## What to do
Print the entries below in their entirety, exactly as they are written.

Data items
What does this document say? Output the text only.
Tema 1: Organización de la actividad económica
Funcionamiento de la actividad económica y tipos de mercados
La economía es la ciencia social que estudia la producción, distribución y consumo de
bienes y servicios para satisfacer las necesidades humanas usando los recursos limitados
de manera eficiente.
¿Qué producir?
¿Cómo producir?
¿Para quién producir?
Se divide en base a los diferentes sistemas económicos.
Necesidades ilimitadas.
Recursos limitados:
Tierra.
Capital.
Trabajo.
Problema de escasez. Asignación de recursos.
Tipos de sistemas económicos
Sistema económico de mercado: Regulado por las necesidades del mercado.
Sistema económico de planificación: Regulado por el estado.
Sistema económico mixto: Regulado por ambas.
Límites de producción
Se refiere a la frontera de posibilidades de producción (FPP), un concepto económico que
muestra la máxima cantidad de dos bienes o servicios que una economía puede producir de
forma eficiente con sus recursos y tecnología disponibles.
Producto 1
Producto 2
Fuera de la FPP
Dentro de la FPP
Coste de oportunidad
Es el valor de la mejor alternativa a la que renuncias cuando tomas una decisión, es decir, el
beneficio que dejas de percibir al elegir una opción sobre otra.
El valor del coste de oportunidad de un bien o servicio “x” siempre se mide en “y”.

## Solution
What does this document say? Output the text only.
Tema 1: Organización de la actividad económica
Funcionamiento de la actividad económica y tipos de mercados
La economía es la ciencia social que estudia la producción, distribución y consumo de
bienes y servicios para satisfacer las necesidades humanas usando los recursos limitados
de manera eficiente.
¿Qué producir?
¿Cómo producir?
¿Para quién producir?
Se divide en base a los diferentes sistemas económicos.
Necesidades ilimitadas.
Recursos limitados:
Tierra.
Capital.
Trabajo.
Problema de escasez. Asignación de recursos.
Tipos de sistemas económicos
Sistema económico de mercado: Regulado por las necesidades del mercado.
Sistema económico de planificación: Regulado por el estado.
Sistema económico mixto: Regulado por ambas.
Límites de producción
Se refiere a la frontera de posibilidades de producción (FPP), un concepto económico que
muestra la máxima cantidad de dos bienes o servicios que una economía puede producir de
forma eficiente con sus recursos y tecnología disponibles.
Producto 1
Producto 2
Fuera de la FPP
Dentro de la FPP
Coste de oportunidad
Es el valor de la mejor alternativa a la que renuncias cuando tomas una decisión, es decir, el
beneficio que dejas de percibir al elegir una opción sobre otra.
El valor del coste de oportunidad de un bien o servicio “x” siempre se mide en “y”.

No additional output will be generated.